**YOUR GOAL**
Identify the lines that contain the string "JSON" and report only how many there are.

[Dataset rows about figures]
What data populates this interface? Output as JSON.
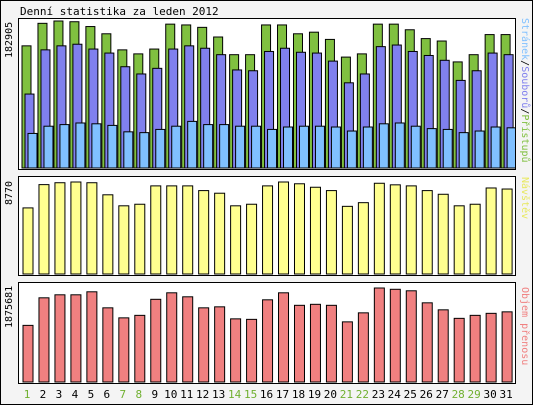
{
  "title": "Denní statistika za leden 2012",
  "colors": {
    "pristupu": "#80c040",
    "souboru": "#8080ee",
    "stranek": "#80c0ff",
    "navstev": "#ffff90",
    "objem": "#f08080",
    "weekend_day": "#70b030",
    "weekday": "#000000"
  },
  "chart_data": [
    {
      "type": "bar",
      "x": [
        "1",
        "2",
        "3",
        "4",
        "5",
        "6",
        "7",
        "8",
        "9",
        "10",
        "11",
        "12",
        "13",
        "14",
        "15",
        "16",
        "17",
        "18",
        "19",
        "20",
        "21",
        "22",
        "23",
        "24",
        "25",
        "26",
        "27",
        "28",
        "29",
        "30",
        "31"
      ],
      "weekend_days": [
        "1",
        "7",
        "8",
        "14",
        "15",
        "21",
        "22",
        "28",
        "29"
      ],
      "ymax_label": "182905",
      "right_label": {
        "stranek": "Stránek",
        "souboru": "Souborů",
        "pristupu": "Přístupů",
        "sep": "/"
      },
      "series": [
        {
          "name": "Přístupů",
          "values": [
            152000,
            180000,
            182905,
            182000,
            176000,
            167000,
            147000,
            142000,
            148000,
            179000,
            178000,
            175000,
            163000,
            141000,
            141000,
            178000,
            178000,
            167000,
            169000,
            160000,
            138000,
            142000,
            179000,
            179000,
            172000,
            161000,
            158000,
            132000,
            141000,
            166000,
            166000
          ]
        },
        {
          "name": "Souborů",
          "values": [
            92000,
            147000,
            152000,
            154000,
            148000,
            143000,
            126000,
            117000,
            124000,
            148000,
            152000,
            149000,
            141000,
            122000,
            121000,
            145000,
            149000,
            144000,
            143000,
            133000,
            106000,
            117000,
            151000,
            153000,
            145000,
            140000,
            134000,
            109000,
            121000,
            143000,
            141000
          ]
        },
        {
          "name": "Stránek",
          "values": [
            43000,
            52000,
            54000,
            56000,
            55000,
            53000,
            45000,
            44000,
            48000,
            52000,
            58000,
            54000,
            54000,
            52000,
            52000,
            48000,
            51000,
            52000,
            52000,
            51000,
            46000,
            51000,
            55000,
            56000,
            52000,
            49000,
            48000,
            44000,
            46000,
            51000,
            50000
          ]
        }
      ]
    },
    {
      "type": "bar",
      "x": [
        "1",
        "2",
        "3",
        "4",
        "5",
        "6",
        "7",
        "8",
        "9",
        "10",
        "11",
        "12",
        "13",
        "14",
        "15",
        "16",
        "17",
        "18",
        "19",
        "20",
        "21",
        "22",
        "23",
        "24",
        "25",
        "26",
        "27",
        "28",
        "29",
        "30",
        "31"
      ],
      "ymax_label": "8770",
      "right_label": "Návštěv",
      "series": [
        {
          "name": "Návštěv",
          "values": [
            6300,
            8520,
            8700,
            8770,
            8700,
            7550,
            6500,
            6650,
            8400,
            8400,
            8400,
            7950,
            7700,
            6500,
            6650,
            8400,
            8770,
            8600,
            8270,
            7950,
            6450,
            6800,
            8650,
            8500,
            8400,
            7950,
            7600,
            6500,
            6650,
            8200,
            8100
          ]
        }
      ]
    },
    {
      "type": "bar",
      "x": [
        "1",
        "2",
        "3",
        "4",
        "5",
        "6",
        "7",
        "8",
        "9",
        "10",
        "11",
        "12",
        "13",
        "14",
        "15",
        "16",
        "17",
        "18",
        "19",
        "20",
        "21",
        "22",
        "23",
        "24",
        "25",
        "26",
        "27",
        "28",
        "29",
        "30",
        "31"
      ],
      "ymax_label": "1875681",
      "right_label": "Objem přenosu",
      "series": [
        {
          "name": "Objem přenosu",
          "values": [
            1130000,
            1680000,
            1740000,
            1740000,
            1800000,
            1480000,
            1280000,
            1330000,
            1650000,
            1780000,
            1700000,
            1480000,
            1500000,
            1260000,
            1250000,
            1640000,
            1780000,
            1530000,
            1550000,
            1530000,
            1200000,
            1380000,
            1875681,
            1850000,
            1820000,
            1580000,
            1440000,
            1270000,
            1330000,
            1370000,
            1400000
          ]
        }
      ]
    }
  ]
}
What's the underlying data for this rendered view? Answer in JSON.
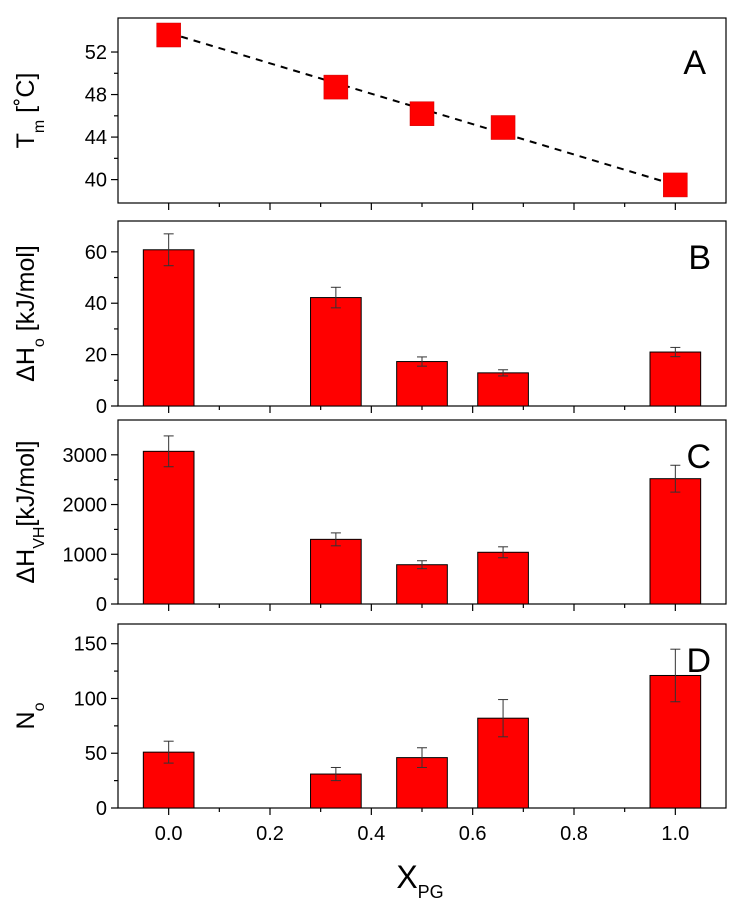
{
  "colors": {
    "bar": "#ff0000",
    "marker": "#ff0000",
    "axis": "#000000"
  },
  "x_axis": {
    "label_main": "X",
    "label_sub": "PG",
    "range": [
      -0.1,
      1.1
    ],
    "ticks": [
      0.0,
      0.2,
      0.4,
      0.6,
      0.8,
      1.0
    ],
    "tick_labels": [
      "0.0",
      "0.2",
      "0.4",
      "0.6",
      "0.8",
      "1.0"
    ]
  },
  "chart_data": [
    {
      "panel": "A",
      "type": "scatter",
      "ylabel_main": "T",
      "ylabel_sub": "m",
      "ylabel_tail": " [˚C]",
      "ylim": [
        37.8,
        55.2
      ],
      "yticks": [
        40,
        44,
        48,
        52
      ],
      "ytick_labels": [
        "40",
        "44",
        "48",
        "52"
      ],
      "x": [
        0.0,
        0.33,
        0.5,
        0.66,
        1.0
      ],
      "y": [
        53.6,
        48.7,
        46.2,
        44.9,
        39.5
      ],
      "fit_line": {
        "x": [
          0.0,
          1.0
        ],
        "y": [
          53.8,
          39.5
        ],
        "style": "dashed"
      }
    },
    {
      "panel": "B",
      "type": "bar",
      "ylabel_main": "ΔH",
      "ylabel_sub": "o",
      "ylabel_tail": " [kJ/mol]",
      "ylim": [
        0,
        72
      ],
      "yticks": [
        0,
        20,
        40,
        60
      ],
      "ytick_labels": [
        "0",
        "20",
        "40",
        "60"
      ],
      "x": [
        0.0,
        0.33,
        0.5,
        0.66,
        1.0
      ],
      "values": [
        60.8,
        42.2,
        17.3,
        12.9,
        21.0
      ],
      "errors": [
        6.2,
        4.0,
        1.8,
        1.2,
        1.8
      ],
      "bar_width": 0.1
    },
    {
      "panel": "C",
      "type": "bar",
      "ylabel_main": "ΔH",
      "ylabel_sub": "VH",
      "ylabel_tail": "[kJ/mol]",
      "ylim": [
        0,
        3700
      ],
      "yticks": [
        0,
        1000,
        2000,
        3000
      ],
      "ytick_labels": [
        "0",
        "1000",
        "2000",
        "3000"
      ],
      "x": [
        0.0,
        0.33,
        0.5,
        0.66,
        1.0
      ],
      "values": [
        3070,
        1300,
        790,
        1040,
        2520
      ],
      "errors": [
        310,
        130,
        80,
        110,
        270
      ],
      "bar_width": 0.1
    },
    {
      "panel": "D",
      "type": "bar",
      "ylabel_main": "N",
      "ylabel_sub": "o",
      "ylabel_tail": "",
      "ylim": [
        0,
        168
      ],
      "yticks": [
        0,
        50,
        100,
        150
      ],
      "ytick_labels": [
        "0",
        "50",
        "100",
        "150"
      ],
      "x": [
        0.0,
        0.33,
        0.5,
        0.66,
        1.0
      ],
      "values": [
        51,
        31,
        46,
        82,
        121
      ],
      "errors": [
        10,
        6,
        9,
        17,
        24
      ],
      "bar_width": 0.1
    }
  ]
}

--

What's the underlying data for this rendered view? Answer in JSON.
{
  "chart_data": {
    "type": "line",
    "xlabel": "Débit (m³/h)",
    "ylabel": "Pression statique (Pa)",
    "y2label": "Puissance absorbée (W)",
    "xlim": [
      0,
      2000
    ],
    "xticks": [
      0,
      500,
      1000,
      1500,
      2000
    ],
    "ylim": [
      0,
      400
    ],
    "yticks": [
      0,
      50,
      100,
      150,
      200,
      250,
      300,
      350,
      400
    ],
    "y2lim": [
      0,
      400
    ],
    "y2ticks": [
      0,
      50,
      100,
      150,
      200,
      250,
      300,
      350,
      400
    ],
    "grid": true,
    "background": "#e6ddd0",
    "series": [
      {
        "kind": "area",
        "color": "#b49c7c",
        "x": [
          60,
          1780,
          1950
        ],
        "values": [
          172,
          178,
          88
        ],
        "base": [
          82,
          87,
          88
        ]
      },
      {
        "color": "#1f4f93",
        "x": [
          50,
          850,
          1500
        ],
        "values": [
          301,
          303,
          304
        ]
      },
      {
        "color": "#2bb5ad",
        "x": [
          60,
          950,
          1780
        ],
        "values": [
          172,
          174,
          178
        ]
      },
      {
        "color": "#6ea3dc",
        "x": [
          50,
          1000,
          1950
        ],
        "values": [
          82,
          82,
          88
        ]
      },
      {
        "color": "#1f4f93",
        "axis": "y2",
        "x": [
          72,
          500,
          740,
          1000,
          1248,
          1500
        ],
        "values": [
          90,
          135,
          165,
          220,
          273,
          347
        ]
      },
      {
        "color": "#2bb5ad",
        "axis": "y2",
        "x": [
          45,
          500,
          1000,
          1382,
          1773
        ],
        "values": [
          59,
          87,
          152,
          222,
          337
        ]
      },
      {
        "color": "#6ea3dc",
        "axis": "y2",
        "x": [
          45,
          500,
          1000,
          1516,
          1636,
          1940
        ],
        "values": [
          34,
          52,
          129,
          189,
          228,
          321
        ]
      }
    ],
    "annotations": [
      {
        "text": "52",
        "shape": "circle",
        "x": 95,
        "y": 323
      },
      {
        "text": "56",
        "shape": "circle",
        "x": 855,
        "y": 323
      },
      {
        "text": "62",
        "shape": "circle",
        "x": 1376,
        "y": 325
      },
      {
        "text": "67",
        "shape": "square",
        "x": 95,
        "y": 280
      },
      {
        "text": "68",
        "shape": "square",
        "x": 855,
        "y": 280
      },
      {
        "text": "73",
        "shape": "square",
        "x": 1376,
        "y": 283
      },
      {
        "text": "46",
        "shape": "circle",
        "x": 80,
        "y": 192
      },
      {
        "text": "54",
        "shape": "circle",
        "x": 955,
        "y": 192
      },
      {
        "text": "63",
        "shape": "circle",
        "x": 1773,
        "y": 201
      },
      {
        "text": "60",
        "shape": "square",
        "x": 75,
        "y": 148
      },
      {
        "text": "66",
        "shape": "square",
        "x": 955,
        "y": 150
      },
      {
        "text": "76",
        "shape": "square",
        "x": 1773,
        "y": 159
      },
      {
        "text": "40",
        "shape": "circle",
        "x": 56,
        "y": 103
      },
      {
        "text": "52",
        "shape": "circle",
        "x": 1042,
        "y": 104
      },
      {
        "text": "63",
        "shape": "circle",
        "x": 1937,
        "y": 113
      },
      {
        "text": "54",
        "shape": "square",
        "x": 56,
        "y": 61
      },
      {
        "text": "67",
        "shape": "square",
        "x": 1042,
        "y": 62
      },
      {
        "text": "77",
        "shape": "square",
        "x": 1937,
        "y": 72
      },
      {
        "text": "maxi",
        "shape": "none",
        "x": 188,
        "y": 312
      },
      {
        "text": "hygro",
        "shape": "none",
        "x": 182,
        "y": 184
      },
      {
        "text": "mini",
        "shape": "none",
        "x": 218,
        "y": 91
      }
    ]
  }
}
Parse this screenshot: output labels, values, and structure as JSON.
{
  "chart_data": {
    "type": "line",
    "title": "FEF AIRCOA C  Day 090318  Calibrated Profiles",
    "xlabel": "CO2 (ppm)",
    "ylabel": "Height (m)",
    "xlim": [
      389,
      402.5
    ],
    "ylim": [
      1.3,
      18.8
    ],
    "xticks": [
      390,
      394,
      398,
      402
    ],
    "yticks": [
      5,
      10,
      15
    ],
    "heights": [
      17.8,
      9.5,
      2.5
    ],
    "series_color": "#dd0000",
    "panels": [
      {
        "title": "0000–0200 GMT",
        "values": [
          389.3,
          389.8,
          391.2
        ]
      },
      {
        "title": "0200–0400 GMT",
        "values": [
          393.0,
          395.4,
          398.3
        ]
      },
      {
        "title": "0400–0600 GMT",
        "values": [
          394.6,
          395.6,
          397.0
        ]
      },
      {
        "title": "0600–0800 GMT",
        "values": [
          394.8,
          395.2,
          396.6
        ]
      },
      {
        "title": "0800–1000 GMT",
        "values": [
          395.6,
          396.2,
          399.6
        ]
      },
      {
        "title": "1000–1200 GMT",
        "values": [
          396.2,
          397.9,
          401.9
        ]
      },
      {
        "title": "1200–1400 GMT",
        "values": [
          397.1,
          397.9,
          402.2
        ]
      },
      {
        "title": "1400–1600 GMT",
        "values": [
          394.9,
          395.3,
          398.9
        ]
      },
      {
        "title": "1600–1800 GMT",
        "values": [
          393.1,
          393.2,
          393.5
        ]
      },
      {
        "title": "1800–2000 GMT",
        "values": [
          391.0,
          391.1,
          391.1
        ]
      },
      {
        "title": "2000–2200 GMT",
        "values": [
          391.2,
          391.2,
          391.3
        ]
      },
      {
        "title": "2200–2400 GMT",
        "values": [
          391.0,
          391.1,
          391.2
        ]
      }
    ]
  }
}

**RESPONSE TO THIS TASK**
4